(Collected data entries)
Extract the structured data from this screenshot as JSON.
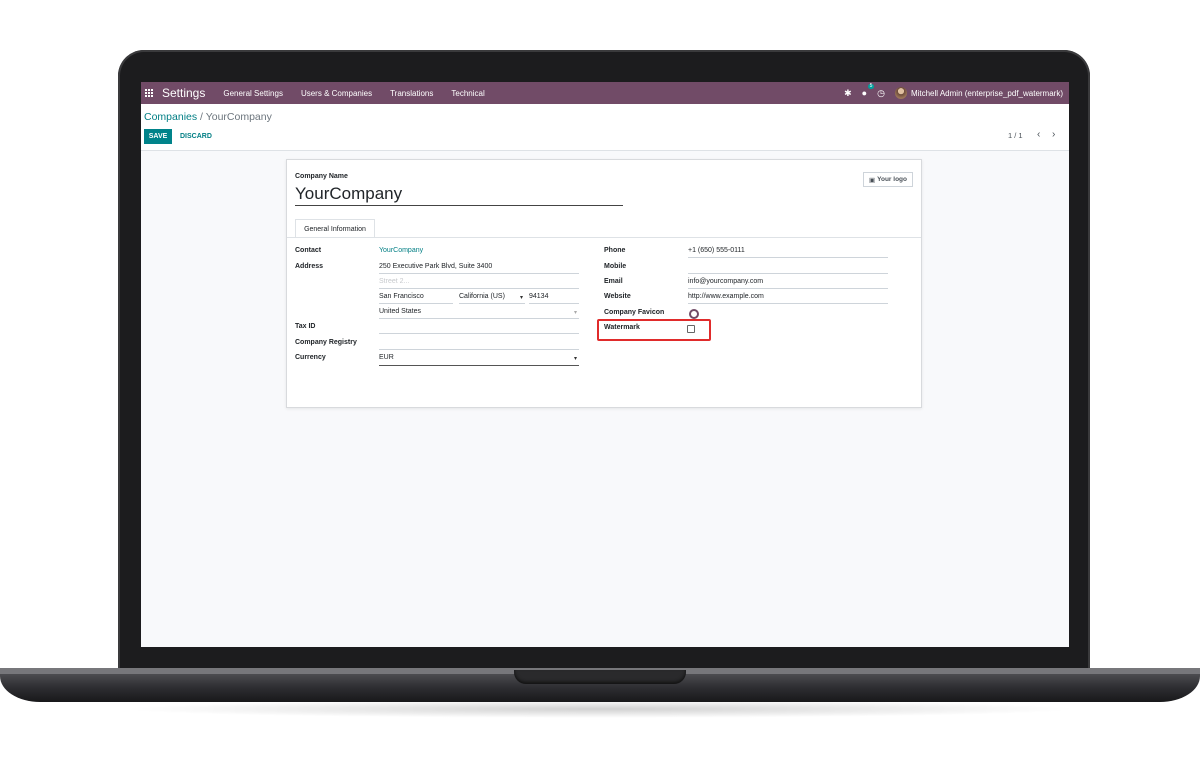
{
  "navbar": {
    "app_title": "Settings",
    "menu": [
      "General Settings",
      "Users & Companies",
      "Translations",
      "Technical"
    ],
    "chat_badge": "5",
    "user_name": "Mitchell Admin (enterprise_pdf_watermark)"
  },
  "breadcrumb": {
    "parent": "Companies",
    "separator": "/",
    "current": "YourCompany"
  },
  "actions": {
    "save": "SAVE",
    "discard": "DISCARD"
  },
  "pager": {
    "value": "1 / 1",
    "prev": "‹",
    "next": "›"
  },
  "form": {
    "company_name_label": "Company Name",
    "company_name": "YourCompany",
    "logo_button": "Your logo",
    "tab_label": "General Information",
    "left": {
      "contact_label": "Contact",
      "contact_value": "YourCompany",
      "address_label": "Address",
      "street": "250 Executive Park Blvd, Suite 3400",
      "street2_placeholder": "Street 2...",
      "city": "San Francisco",
      "state": "California (US)",
      "zip": "94134",
      "country": "United States",
      "tax_id_label": "Tax ID",
      "tax_id": "",
      "registry_label": "Company Registry",
      "registry": "",
      "currency_label": "Currency",
      "currency": "EUR"
    },
    "right": {
      "phone_label": "Phone",
      "phone": "+1 (650) 555-0111",
      "mobile_label": "Mobile",
      "mobile": "",
      "email_label": "Email",
      "email": "info@yourcompany.com",
      "website_label": "Website",
      "website": "http://www.example.com",
      "favicon_label": "Company Favicon",
      "watermark_label": "Watermark",
      "watermark_checked": false
    }
  },
  "colors": {
    "navbar": "#714b67",
    "primary": "#00838a",
    "link": "#017e84",
    "highlight": "#e02b2b"
  }
}
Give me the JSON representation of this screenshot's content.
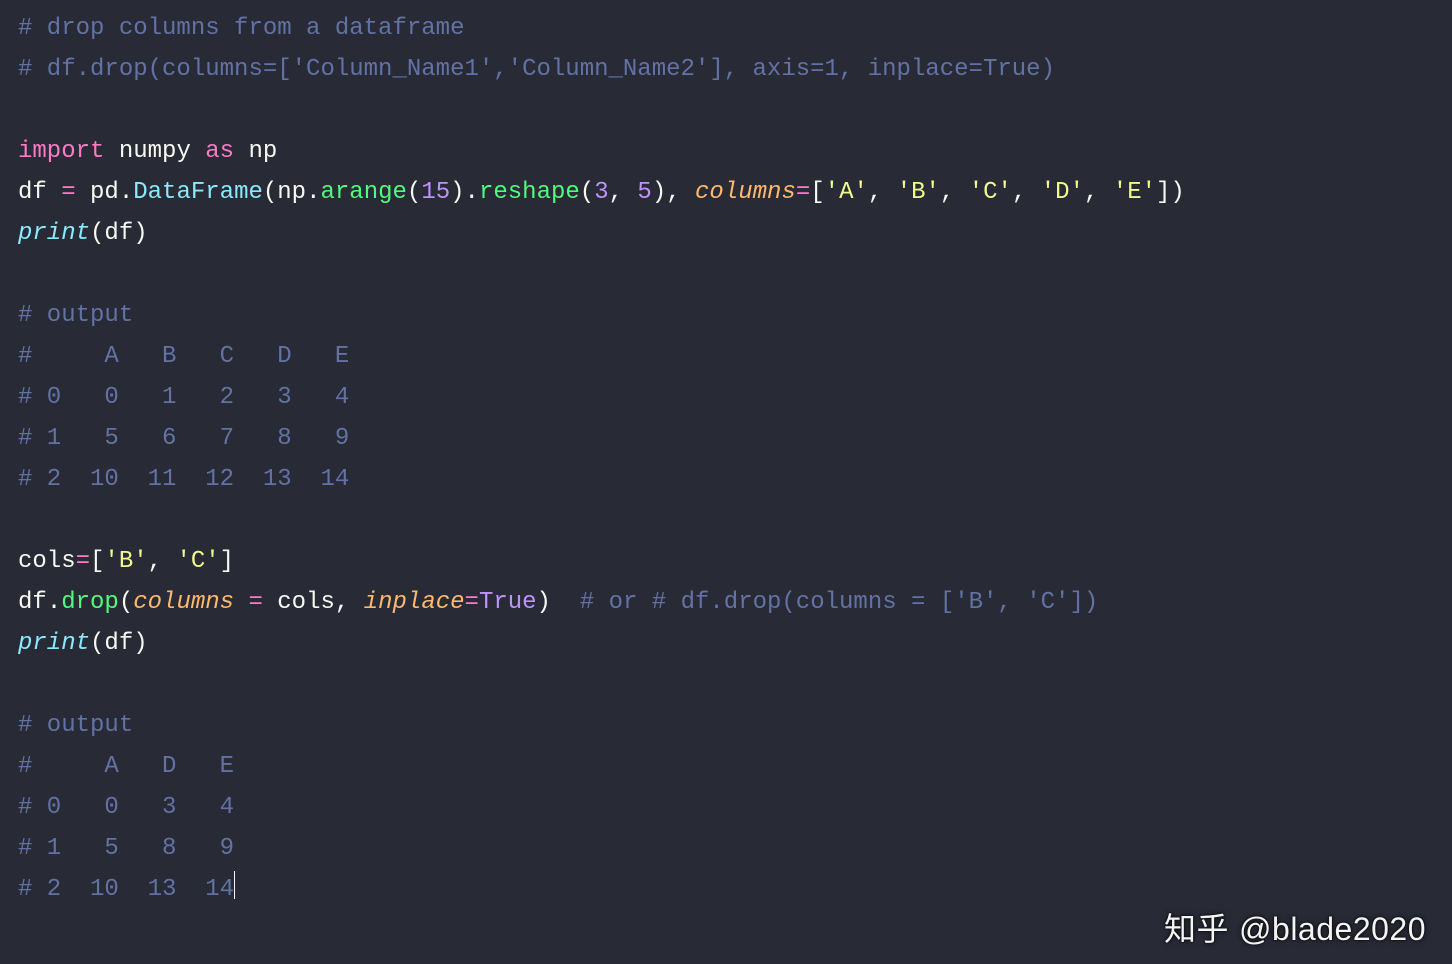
{
  "code": {
    "l1_comment": "# drop columns from a dataframe",
    "l2_comment": "# df.drop(columns=['Column_Name1','Column_Name2'], axis=1, inplace=True)",
    "kw_import": "import",
    "mod_numpy": "numpy",
    "kw_as": "as",
    "alias_np": "np",
    "var_df": "df",
    "op_eq": "=",
    "mod_pd": "pd",
    "cls_DataFrame": "DataFrame",
    "fn_arange": "arange",
    "num_15": "15",
    "fn_reshape": "reshape",
    "num_3": "3",
    "num_5": "5",
    "param_columns": "columns",
    "list_open": "[",
    "list_close": "]",
    "str_A": "'A'",
    "str_B": "'B'",
    "str_C": "'C'",
    "str_D": "'D'",
    "str_E": "'E'",
    "fn_print": "print",
    "out_label": "# output",
    "out1_l1": "#     A   B   C   D   E",
    "out1_l2": "# 0   0   1   2   3   4",
    "out1_l3": "# 1   5   6   7   8   9",
    "out1_l4": "# 2  10  11  12  13  14",
    "var_cols": "cols",
    "fn_drop": "drop",
    "param_inplace": "inplace",
    "bool_true": "True",
    "trail_comment": "# or # df.drop(columns = ['B', 'C'])",
    "out2_l1": "#     A   D   E",
    "out2_l2": "# 0   0   3   4",
    "out2_l3": "# 1   5   8   9",
    "out2_l4": "# 2  10  13  14"
  },
  "watermark": {
    "site": "知乎",
    "user": "@blade2020"
  }
}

DIRECTIONS |
Of the lines in the material, how many contain the word "General"? Reply with the number and nothing else.

WORKED ANSWER |
2